→ **Exercise prompt**: Return all of the lines below exactly as they are.

■ ■ ■ ■

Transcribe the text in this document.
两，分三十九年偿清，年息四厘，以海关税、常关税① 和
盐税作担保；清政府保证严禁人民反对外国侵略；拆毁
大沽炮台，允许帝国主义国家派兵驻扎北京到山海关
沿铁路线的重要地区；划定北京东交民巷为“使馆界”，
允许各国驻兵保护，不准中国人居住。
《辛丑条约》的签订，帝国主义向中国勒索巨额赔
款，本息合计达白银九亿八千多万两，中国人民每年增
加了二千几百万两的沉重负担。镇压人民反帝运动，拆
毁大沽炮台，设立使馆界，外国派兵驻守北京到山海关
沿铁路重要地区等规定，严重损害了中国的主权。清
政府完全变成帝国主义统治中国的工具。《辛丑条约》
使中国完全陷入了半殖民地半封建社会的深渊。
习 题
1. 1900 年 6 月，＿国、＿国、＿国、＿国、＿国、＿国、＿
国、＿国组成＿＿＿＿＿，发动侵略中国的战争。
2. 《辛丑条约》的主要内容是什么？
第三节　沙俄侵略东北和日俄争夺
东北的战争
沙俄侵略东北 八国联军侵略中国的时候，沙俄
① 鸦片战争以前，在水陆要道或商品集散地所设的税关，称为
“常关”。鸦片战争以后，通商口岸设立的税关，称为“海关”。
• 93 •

■ ■ ■ ■

→ **Response to this exercise**:
Transcribe the text in this document.
两，分三十九年偿清，年息四厘，以海关税、常关税① 和
盐税作担保；清政府保证严禁人民反对外国侵略；拆毁
大沽炮台，允许帝国主义国家派兵驻扎北京到山海关
沿铁路线的重要地区；划定北京东交民巷为“使馆界”，
允许各国驻兵保护，不准中国人居住。
《辛丑条约》的签订，帝国主义向中国勒索巨额赔
款，本息合计达白银九亿八千多万两，中国人民每年增
加了二千几百万两的沉重负担。镇压人民反帝运动，拆
毁大沽炮台，设立使馆界，外国派兵驻守北京到山海关
沿铁路重要地区等规定，严重损害了中国的主权。清
政府完全变成帝国主义统治中国的工具。《辛丑条约》
使中国完全陷入了半殖民地半封建社会的深渊。
习 题
1. 1900 年 6 月，＿国、＿国、＿国、＿国、＿国、＿国、＿
国、＿国组成＿＿＿＿＿，发动侵略中国的战争。
2. 《辛丑条约》的主要内容是什么？
第三节　沙俄侵略东北和日俄争夺
东北的战争
沙俄侵略东北 八国联军侵略中国的时候，沙俄
① 鸦片战争以前，在水陆要道或商品集散地所设的税关，称为
“常关”。鸦片战争以后，通商口岸设立的税关，称为“海关”。
• 93 •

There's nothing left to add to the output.